Indonesia has a very high cultural and religious diversity. Until now, the Indonesian people still preserve their local wisdom to maintain the unity and integrity of the nation. Local wisdom is a significant social asset to build a moderate perspective, attitude, and religious behaviour (Kementrian Agama RI 2019). Among society’s social assets is the culture of gotong royonggotong means to lift or carry, and royong means together. In addition, another social asset is a culture of deliberation in solving all forms of problems (Kementrian Agama RI 2019).

The cultural approach aims to promote the human characteristics of humanity or develop the attitudes and behaviour of humans themselves (Hidayat 2015). Every ethnic, religious, racial, or ethnic community always express their culture as a value system in life. They can survive through unique ways of interacting with their environment. In simple terms, local wisdom is the ability to adapt, manage, and process the universe’s resources for the common good (Pesurnay 2018). Local wisdom is sometimes also associated with myths, legends, and traditions. However, it also grows dynamically following human innovation and creativity (Effendi 2019). Religion teaches about theology and also the values in it according to the essence of humanity. Religion is the last resort in solving problems that humankind faces, including social, cultural, political, and religious problems (Husna & Thohir 2020).

- _TASKS FOR THIS EXERCISE_
• a. Please quote the local wisdom passage, beginning at the words "Indonesia has a" and stopping after "problems (Kementrian Agama RI 2019).".
• b. Answer these questions from the local wisdom passage.
(i) In simple terms, what is local wisdom?
(ii) What does the cultural approach aim to do?
(iii) In solving the problems humankind faces, what role is given to religion?
• c. Decide whether each statement agrees with the local wisdom passage, and back each answer with the deciding words from it.
(i) Local wisdom stays fixed and does not change with human creativity.
(ii) Indonesia has a very high cultural and religious diversity.
(iii) Deliberation is named as a social asset for solving problems.
You won't need the lines that come after this text.

- _GIVEN DATA_
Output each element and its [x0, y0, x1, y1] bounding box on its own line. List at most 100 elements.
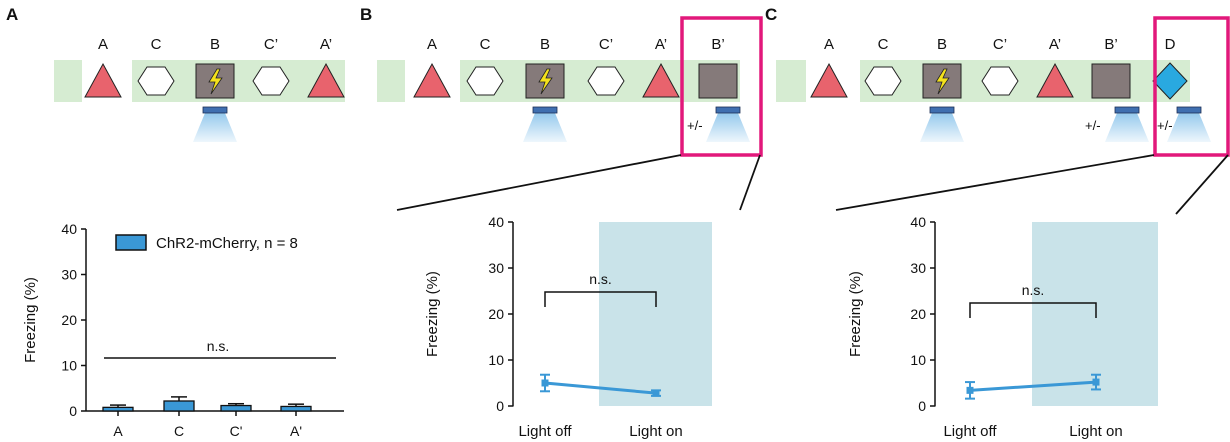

- _SOLUTIONS IN ORDER_
• a.
Indonesia has a very high cultural and religious diversity. Until now, the Indonesian people still preserve their local wisdom to maintain the unity and integrity of the nation. Local wisdom is a significant social asset to build a moderate perspective, attitude, and religious behaviour (Kementrian Agama RI 2019). Among society’s social assets is the culture of gotong royonggotong means to lift or carry, and royong means together. In addition, another social asset is a culture of deliberation in solving all forms of problems (Kementrian Agama RI 2019).

• b.
(i) The ability to adapt, manage, and process the universe's resources for the common good.
(ii) To promote the human characteristics of humanity or develop the attitudes and behavior of humans themselves.
(iii) Religion is the last resort.

• c.
(i) No: "it also grows dynamically following human innovation and creativity"
(ii) Yes: "Indonesia has a very high cultural and religious diversity."
(iii) Yes: "another social asset is a culture of deliberation in solving all forms of problems"